The greatest emotion was seen at railway stations as men travelling to their regiments said goodbye to their mothers, fathers, wives and children. Station buffets now operated with self-service, a new phenomenon, as most waiters had been called up; there were also Red Cross workers doling out milk and dry bread to children, while Boy Scouts tried to help refugees with luggage. Although actual fighting still seemed distant to those in Paris, in reality there was nothing at all phoney about the next few months as far as Hitler and his generals were concerned; the Germans were training reservists and rushing equipment to the various fronts while the Nazi–Soviet Pact of August 1939, still being digested with horror by the Allies, as well as by many European communists, neutralized the possibility of Germany being attacked in the east.

● Task instructions:
List every family member the passage on wartime railway stations says the men going to their regiments said goodbye to. Rely only on the text above, with no outside knowledge.

● Extracted entries:
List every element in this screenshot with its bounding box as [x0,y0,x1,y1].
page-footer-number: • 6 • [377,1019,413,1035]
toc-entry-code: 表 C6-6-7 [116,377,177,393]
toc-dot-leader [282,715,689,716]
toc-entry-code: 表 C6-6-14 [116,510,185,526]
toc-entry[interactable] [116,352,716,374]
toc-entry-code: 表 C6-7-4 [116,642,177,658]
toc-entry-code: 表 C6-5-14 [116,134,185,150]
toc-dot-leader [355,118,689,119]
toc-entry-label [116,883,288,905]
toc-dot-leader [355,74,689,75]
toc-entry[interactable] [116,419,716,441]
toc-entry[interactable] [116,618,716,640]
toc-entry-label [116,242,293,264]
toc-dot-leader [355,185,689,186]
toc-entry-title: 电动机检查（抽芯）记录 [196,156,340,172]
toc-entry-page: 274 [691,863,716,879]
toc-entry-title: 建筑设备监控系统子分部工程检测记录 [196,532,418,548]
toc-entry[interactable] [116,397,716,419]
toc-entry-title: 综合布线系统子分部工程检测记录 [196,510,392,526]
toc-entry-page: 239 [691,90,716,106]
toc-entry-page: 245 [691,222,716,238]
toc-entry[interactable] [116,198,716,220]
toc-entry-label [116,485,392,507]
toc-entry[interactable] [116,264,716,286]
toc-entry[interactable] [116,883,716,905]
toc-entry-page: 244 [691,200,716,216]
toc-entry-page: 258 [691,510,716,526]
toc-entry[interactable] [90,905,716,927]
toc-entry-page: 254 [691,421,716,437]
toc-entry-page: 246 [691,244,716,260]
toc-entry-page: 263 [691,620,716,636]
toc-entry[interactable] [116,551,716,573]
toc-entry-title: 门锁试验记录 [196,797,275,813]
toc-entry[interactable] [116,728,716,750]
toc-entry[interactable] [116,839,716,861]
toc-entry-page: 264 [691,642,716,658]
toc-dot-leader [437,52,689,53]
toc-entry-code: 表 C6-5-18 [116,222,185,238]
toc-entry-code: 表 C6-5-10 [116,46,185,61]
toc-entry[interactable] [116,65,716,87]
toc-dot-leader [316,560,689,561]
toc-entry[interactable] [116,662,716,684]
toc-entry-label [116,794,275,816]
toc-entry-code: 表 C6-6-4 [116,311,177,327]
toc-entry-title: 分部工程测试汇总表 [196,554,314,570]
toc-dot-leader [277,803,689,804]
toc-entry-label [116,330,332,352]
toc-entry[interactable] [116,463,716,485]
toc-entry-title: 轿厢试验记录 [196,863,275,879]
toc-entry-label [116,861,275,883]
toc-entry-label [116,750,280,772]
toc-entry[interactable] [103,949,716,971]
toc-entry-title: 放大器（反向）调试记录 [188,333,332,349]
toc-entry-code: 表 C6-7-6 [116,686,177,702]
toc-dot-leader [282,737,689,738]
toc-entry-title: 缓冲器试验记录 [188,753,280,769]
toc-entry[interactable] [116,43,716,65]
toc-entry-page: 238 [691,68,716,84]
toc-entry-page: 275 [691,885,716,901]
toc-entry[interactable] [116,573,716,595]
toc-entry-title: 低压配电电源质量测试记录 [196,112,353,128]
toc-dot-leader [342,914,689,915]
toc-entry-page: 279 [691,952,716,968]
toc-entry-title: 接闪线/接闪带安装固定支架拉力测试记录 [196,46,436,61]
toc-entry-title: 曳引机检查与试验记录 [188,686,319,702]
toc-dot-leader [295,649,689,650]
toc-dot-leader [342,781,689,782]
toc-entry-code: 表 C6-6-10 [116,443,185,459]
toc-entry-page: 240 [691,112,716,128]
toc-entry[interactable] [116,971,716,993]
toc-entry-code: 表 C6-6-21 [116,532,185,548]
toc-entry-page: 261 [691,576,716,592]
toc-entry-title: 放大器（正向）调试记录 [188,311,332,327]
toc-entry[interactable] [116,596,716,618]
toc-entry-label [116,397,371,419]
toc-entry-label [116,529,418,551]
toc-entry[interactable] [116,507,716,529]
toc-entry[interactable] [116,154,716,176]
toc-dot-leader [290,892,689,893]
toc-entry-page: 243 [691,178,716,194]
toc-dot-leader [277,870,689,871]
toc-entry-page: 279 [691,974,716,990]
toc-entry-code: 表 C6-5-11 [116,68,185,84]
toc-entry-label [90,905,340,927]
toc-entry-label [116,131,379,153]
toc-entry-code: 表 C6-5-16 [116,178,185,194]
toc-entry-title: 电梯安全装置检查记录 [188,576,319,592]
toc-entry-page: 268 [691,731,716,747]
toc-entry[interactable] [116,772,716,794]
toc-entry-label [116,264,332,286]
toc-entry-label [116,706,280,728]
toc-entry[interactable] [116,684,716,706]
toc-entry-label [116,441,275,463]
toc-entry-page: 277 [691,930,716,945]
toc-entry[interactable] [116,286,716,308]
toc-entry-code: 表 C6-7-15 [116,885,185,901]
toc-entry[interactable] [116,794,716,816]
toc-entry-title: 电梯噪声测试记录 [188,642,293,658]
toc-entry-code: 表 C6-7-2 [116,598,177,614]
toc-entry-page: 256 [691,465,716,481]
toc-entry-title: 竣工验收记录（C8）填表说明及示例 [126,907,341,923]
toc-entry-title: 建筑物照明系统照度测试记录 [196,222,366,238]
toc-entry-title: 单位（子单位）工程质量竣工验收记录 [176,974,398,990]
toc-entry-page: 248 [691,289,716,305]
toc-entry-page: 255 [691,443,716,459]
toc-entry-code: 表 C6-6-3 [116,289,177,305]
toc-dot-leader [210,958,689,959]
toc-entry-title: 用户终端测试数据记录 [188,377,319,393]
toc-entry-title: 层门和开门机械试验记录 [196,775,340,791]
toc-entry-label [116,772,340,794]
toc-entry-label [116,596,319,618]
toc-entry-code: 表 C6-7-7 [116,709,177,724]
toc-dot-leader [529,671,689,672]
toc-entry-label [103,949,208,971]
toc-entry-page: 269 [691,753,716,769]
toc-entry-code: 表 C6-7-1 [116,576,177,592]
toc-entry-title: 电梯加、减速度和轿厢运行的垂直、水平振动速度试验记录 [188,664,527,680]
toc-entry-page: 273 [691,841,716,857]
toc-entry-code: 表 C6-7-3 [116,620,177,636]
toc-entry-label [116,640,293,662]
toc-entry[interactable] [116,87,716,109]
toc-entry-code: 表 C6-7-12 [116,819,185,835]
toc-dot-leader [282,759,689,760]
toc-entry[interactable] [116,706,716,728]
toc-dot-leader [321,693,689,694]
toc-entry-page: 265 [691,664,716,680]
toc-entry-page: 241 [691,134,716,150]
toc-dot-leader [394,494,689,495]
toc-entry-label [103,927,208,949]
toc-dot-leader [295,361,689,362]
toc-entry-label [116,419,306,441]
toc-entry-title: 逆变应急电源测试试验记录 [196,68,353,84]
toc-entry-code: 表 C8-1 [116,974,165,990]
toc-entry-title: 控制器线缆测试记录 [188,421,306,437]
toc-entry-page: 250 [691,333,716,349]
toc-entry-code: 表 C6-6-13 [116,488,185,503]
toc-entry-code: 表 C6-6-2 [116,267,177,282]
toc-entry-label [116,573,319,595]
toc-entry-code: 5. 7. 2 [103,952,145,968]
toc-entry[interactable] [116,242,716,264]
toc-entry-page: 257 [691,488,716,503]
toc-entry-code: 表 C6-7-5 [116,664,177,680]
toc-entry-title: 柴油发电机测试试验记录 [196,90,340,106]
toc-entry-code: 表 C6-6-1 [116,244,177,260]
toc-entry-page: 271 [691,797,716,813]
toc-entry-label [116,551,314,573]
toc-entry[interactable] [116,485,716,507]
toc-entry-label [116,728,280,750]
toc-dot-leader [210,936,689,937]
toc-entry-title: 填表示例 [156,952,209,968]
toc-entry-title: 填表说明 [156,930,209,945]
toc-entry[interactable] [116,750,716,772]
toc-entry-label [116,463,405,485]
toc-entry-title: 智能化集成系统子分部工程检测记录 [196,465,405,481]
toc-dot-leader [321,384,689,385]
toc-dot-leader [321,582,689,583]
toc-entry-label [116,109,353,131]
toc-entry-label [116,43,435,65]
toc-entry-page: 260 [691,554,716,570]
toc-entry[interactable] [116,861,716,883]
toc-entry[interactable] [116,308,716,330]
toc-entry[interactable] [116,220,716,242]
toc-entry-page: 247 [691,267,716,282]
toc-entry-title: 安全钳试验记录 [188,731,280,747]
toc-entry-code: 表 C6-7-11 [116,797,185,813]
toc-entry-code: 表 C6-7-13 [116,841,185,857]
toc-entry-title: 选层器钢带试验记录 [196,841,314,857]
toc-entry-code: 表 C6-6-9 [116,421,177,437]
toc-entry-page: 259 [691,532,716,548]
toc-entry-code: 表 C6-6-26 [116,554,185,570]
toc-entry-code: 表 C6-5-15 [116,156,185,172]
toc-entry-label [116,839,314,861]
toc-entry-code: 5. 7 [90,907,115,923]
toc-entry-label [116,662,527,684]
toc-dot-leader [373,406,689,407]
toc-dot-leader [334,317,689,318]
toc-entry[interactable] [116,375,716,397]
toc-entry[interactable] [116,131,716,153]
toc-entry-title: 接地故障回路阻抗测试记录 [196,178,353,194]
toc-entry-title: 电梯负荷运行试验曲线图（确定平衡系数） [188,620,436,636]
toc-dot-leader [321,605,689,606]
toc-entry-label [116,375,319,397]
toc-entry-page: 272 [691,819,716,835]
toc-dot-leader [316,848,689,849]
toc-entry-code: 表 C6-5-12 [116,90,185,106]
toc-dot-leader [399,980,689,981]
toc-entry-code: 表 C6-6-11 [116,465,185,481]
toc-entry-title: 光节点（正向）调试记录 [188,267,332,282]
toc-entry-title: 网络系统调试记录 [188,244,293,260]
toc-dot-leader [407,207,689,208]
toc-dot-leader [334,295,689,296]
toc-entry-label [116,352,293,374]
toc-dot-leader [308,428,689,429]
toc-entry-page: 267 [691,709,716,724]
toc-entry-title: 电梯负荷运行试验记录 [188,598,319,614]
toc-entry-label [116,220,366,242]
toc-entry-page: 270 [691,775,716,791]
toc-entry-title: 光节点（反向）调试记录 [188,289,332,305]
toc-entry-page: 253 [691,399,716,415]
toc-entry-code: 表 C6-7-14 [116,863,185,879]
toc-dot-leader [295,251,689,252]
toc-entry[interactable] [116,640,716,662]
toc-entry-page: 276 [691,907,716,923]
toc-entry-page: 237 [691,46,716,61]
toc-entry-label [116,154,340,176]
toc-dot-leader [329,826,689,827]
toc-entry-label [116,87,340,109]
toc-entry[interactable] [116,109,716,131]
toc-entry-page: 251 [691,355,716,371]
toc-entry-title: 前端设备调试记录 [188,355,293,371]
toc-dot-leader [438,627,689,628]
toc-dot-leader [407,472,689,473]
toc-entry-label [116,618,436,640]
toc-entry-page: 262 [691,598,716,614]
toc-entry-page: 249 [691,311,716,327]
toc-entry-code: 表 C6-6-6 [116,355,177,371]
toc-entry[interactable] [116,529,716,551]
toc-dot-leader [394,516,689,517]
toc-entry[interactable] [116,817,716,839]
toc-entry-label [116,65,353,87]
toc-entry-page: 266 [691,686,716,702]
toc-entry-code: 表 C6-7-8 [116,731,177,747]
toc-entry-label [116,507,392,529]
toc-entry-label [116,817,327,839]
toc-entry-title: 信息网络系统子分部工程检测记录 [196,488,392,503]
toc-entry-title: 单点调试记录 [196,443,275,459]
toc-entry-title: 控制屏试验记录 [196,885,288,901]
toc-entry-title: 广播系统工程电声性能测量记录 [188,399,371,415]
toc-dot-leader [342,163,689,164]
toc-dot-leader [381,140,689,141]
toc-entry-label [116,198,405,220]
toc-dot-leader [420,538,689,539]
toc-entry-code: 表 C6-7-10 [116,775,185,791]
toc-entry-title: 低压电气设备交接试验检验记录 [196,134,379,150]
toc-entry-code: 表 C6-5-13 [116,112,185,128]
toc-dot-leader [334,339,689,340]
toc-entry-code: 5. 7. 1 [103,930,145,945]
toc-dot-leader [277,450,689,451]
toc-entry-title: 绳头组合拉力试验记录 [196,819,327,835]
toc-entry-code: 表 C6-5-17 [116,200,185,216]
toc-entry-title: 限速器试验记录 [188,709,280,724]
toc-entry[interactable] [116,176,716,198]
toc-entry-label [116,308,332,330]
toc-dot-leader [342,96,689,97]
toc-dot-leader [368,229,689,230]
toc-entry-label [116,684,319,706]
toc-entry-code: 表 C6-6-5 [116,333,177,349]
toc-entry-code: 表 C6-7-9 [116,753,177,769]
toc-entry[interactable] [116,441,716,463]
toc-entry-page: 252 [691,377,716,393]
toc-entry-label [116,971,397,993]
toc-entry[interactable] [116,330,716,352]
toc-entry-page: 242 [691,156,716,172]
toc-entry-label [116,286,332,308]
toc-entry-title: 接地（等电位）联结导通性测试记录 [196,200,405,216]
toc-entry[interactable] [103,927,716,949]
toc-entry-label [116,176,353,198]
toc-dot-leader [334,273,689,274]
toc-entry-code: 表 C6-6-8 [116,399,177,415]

● Answer space:
Mothers, fathers, wives and children.